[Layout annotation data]
____

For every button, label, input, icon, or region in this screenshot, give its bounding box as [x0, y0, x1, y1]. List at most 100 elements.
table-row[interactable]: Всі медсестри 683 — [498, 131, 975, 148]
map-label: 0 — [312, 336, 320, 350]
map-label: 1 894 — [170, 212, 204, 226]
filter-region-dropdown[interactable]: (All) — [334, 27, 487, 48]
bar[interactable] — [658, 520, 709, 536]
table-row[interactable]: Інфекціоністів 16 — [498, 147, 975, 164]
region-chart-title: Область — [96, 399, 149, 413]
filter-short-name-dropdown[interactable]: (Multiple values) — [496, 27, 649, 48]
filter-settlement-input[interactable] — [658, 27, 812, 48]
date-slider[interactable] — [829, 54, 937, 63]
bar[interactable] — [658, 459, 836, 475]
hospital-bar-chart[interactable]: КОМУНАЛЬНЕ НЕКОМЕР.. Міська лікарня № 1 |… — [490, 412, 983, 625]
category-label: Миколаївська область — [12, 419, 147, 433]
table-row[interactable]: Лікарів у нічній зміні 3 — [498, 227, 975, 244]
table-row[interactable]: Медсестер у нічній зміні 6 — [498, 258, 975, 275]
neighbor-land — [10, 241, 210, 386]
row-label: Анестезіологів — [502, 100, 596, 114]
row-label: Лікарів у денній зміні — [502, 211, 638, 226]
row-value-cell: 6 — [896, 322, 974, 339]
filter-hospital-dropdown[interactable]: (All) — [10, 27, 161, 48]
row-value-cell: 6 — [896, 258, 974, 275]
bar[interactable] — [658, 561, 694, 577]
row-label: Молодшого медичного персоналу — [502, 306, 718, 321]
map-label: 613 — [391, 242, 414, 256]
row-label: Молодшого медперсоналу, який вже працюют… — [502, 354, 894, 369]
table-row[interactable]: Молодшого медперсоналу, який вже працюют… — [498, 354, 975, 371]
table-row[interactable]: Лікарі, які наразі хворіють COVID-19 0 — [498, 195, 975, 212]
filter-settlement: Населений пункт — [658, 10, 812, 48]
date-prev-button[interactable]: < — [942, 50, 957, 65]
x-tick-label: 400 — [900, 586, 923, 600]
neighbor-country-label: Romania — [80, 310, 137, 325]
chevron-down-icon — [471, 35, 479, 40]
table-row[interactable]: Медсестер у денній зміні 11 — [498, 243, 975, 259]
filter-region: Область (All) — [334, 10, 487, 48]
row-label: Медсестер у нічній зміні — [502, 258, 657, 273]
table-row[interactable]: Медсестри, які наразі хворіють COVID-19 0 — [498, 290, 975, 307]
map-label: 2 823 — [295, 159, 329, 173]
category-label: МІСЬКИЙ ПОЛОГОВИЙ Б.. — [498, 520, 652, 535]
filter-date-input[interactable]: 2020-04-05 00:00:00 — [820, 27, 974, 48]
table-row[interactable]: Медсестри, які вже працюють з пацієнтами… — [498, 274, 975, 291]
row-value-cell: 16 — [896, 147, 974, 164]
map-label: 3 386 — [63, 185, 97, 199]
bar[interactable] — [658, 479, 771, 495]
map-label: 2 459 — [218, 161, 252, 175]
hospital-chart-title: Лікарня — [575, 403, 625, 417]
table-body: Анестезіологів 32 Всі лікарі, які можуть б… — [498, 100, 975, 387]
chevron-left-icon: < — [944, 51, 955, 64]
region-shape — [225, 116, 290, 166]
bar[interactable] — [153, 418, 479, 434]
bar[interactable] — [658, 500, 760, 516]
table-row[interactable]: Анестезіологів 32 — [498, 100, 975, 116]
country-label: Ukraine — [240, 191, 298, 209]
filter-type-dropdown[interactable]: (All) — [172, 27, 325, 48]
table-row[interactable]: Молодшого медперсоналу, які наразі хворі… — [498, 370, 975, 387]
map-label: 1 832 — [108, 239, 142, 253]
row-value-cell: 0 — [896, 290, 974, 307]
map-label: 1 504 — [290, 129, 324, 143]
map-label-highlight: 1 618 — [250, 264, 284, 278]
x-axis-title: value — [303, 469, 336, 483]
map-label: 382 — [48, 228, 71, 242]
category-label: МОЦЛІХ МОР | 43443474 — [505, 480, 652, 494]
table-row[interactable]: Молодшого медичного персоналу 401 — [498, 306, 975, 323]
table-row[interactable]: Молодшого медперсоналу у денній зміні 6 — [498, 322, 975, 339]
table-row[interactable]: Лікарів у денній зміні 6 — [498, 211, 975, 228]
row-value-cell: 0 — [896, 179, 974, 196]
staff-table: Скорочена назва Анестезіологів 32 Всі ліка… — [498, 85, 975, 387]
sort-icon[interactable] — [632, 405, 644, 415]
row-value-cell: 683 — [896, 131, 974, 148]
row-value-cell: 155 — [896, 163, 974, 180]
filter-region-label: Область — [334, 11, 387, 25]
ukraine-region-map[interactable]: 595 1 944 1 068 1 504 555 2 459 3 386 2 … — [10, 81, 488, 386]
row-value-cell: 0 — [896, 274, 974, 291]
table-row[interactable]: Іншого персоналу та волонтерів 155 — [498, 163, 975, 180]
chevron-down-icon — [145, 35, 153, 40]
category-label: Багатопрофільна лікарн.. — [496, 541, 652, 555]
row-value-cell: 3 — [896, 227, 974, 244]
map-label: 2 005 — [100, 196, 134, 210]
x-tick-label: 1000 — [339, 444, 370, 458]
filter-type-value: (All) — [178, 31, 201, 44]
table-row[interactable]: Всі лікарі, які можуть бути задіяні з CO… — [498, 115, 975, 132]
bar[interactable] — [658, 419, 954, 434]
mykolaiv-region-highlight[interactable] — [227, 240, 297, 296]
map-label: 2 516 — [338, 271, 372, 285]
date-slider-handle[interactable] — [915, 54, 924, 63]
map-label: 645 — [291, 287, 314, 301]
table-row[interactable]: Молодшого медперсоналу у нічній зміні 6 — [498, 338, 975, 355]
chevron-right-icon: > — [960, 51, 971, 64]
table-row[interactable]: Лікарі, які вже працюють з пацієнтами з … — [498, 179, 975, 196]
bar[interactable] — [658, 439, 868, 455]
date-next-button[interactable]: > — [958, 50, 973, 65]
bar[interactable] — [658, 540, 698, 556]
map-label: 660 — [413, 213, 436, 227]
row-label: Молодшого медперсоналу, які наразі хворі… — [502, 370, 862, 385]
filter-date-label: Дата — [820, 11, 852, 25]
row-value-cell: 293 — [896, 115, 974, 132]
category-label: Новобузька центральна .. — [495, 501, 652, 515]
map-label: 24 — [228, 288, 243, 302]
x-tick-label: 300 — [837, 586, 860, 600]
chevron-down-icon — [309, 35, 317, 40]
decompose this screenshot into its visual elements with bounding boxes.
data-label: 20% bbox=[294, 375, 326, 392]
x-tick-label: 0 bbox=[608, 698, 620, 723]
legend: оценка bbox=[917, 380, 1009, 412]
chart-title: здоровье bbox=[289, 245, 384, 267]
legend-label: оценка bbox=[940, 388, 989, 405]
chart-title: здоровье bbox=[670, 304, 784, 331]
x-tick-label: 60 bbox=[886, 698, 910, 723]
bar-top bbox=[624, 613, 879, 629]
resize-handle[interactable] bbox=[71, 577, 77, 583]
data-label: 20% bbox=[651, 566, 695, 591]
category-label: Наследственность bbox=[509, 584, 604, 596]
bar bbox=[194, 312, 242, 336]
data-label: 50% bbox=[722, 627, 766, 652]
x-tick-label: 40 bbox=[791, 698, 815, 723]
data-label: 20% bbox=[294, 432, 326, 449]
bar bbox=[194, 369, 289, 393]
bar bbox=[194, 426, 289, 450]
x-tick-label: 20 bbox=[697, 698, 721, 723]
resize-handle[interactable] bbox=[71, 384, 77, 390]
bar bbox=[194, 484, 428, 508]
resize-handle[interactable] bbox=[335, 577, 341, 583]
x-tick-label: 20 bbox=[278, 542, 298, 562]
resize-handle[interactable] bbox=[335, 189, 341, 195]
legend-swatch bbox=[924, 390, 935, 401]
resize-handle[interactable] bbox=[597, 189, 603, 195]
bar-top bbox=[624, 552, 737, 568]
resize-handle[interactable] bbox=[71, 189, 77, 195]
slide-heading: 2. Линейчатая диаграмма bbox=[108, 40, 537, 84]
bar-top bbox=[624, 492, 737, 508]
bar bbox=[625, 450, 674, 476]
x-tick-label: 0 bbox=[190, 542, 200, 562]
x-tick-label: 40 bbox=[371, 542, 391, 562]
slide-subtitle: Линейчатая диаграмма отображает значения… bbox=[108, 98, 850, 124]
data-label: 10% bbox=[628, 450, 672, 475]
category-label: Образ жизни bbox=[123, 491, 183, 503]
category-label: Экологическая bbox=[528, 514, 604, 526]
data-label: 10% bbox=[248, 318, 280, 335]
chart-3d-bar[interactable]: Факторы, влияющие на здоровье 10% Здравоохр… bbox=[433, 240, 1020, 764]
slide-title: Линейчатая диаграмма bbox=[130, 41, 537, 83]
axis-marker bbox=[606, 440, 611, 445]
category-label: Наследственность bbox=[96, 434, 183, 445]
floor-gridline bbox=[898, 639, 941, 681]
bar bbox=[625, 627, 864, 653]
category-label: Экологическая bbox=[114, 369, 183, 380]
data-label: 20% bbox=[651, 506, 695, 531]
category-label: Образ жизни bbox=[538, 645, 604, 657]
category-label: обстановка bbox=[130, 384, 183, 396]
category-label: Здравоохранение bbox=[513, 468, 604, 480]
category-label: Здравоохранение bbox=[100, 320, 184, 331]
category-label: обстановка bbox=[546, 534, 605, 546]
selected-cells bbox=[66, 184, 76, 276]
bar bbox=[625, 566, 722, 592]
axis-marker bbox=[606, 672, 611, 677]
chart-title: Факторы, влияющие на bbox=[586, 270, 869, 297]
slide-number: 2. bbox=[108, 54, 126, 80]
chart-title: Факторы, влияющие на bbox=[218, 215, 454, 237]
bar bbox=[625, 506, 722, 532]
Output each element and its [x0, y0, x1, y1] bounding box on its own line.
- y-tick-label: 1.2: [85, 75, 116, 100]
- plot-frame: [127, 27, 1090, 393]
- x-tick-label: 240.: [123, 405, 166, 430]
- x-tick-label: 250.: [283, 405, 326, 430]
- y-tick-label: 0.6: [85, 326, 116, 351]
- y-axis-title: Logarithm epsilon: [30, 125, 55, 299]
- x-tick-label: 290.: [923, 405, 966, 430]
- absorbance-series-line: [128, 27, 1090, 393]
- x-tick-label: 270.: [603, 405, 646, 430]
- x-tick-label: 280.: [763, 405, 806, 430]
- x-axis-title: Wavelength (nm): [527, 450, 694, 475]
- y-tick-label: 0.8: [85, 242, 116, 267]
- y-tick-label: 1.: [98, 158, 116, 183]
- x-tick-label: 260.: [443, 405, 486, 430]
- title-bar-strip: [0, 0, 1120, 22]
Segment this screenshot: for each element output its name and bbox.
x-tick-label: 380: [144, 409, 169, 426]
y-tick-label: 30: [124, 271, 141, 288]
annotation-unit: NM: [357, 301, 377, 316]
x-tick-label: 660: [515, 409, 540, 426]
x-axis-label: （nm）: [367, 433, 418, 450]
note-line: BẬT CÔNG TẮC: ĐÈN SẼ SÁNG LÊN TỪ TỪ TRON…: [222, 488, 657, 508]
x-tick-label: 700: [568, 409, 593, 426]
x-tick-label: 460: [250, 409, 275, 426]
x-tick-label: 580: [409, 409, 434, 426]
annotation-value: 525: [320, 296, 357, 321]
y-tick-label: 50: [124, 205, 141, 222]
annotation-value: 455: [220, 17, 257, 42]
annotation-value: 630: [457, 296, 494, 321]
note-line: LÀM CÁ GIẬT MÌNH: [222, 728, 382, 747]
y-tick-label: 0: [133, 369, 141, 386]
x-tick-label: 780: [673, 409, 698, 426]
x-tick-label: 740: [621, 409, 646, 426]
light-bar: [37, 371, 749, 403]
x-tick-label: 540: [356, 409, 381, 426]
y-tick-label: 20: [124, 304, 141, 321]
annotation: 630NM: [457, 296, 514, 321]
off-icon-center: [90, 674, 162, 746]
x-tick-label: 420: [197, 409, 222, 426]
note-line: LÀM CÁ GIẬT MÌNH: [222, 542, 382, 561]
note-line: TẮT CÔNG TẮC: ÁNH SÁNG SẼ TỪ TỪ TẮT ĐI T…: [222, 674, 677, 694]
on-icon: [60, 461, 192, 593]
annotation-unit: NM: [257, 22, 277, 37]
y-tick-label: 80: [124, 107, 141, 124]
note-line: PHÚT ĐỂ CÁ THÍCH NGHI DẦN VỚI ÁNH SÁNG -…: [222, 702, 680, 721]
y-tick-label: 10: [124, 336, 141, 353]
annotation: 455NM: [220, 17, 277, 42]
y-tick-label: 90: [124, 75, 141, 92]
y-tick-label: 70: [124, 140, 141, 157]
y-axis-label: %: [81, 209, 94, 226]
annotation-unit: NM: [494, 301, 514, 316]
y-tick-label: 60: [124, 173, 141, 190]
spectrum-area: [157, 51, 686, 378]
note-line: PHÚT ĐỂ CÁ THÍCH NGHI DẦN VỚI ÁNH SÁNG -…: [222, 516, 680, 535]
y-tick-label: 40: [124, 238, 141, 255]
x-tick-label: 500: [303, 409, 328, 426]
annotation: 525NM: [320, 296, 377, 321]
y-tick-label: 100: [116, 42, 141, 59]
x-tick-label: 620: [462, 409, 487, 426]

____

#### Problem statement:
Please repeat the data from its start through the line containing "filter-region-dropdown[interactable]: (All) —", substituting "map-text" for "map-label" and leaving everything else unchanged.

#### Full solution:
For every button, label, input, icon, or region in this screenshot, give its bounding box as [x0, y0, x1, y1]. List at most 100 elements.
table-row[interactable]: Всі медсестри 683 — [498, 131, 975, 148]
map-text: 0 — [312, 336, 320, 350]
map-text: 1 894 — [170, 212, 204, 226]
filter-region-dropdown[interactable]: (All) — [334, 27, 487, 48]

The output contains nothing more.